Task to complete: Count lines with the string "usted" in them. State the number alone.

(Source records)
• • • •

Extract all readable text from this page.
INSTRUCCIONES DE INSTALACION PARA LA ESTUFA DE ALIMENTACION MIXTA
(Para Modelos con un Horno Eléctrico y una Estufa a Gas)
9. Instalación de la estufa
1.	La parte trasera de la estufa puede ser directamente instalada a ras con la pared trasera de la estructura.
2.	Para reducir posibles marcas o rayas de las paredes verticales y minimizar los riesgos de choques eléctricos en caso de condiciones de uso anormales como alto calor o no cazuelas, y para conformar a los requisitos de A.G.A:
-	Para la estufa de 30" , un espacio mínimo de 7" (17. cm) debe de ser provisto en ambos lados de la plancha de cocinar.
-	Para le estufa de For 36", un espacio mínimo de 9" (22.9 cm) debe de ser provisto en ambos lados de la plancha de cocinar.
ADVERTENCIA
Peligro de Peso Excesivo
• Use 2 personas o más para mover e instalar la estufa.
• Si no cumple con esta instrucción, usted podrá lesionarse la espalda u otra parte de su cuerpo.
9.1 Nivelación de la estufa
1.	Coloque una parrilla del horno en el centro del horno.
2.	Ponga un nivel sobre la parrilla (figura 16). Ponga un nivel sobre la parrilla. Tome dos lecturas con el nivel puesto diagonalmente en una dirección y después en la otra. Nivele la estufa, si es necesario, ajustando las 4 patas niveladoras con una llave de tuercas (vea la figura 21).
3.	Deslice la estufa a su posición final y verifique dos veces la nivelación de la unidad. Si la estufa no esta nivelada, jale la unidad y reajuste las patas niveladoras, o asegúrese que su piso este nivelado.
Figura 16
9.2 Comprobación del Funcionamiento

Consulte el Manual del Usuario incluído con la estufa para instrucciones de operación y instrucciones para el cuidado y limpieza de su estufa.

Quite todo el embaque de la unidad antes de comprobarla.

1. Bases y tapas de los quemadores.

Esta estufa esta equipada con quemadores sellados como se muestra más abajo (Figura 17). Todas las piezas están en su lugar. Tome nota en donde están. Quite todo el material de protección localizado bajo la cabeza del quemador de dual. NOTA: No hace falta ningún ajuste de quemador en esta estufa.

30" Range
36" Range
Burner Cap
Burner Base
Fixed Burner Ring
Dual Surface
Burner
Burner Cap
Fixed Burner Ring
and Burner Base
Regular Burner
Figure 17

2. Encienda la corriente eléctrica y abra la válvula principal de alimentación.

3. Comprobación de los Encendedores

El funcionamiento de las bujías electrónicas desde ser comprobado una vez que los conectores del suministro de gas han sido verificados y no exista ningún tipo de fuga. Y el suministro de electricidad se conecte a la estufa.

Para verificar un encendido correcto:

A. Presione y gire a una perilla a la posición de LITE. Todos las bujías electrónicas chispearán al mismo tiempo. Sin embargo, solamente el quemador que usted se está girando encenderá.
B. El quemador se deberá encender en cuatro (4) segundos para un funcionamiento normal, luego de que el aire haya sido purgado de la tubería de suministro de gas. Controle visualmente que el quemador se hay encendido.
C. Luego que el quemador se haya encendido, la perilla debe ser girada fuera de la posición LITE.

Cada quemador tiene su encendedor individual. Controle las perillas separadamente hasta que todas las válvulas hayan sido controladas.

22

• • • •

Written solution: 2